### Exercise details
Can you arrange the stretch of material below, from its start through the line containing "- menu-window[interactable]: 窗口(W): [385, 5, 438, 21]", as a JSON list of strings, one string per line, leaving out blank lines?

### Input

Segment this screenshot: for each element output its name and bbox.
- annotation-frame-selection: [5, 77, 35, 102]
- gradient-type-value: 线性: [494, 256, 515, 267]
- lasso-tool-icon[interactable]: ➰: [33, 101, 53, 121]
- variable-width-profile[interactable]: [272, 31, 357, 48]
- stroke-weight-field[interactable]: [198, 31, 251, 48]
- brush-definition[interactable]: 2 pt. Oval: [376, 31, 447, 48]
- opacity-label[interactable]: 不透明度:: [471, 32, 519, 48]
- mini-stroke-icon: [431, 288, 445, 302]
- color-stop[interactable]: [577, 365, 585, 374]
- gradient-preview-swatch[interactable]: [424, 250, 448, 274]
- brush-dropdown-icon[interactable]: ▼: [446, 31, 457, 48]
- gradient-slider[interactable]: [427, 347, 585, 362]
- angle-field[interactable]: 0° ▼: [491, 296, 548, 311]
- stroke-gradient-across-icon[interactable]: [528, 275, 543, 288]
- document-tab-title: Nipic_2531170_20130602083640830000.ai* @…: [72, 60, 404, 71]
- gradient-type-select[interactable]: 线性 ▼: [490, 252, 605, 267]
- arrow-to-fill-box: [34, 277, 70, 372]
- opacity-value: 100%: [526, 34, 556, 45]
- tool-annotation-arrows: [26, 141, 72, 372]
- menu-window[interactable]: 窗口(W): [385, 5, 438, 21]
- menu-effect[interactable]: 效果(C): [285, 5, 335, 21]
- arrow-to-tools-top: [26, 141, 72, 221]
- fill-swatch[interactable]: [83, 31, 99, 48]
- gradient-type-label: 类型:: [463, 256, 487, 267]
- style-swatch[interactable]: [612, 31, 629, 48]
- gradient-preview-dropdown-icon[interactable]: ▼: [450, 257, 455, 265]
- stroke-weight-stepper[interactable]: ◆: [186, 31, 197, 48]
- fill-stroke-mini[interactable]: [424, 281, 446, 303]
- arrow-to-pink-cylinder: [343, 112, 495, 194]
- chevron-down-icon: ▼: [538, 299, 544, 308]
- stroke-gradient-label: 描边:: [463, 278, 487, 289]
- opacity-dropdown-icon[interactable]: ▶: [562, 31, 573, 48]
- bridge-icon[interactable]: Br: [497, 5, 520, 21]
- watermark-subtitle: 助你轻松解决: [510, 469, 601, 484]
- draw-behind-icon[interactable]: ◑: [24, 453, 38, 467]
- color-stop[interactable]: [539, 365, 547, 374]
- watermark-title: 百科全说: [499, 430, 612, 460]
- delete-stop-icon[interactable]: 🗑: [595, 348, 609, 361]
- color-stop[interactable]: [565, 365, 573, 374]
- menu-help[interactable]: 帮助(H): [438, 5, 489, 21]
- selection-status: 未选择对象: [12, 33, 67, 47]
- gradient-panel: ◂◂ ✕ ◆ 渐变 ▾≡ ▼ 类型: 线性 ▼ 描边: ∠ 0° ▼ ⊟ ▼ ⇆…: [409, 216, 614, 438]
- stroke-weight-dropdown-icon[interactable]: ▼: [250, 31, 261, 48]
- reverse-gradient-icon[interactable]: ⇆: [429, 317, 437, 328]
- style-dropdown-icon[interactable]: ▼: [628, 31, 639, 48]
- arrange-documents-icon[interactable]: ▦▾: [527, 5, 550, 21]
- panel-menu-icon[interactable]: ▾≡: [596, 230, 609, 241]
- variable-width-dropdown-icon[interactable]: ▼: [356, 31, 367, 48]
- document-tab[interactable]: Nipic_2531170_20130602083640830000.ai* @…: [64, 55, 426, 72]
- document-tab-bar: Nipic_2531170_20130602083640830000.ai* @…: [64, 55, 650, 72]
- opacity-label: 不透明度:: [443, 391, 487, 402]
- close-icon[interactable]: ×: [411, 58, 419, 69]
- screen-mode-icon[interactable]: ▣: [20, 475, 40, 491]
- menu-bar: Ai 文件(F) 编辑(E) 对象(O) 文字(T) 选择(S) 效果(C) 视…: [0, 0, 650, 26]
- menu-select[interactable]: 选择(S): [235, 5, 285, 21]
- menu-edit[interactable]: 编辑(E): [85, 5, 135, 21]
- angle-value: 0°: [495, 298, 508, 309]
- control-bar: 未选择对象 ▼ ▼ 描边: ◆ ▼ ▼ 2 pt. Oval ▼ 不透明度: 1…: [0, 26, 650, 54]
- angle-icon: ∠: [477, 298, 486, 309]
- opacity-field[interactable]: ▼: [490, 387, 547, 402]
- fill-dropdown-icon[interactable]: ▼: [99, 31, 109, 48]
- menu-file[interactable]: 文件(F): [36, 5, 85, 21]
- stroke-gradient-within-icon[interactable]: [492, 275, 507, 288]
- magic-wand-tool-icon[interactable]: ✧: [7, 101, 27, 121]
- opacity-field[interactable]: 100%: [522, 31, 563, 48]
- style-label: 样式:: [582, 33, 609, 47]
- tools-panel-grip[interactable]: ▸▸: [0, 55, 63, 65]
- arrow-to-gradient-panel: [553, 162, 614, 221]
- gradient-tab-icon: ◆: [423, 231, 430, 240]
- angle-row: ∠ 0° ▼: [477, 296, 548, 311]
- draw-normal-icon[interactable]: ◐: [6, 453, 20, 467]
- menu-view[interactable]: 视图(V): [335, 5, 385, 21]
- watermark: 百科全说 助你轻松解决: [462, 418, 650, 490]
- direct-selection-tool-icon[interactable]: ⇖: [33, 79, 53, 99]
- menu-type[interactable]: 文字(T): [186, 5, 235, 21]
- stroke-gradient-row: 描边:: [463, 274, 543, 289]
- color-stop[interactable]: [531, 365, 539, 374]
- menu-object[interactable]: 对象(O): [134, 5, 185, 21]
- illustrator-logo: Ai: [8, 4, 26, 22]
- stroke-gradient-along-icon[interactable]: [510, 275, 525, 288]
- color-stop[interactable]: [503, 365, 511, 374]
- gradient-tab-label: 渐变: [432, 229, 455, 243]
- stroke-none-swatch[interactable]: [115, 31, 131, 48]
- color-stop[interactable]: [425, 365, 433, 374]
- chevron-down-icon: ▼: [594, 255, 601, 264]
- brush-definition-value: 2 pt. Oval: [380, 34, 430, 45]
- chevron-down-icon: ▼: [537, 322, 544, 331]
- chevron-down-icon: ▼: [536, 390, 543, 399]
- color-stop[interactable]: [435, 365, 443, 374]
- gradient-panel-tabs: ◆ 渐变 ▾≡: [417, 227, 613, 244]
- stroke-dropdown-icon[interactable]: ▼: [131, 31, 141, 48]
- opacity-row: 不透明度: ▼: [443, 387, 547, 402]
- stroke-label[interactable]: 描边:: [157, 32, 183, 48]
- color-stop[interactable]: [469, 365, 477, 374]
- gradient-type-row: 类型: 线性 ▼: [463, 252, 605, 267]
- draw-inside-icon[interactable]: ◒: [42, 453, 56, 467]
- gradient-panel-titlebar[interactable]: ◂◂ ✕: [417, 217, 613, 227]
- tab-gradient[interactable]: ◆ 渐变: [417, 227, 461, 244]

### In response
[
  "Segment this screenshot: for each element output its name and bbox.",
  "- annotation-frame-selection: [5, 77, 35, 102]",
  "- gradient-type-value: 线性: [494, 256, 515, 267]",
  "- lasso-tool-icon[interactable]: ➰: [33, 101, 53, 121]",
  "- variable-width-profile[interactable]: [272, 31, 357, 48]",
  "- stroke-weight-field[interactable]: [198, 31, 251, 48]",
  "- brush-definition[interactable]: 2 pt. Oval: [376, 31, 447, 48]",
  "- opacity-label[interactable]: 不透明度:: [471, 32, 519, 48]",
  "- mini-stroke-icon: [431, 288, 445, 302]",
  "- color-stop[interactable]: [577, 365, 585, 374]",
  "- gradient-preview-swatch[interactable]: [424, 250, 448, 274]",
  "- brush-dropdown-icon[interactable]: ▼: [446, 31, 457, 48]",
  "- gradient-slider[interactable]: [427, 347, 585, 362]",
  "- angle-field[interactable]: 0° ▼: [491, 296, 548, 311]",
  "- stroke-gradient-across-icon[interactable]: [528, 275, 543, 288]",
  "- document-tab-title: Nipic_2531170_20130602083640830000.ai* @…: [72, 60, 404, 71]",
  "- gradient-type-select[interactable]: 线性 ▼: [490, 252, 605, 267]",
  "- arrow-to-fill-box: [34, 277, 70, 372]",
  "- opacity-value: 100%: [526, 34, 556, 45]",
  "- tool-annotation-arrows: [26, 141, 72, 372]",
  "- menu-window[interactable]: 窗口(W): [385, 5, 438, 21]"
]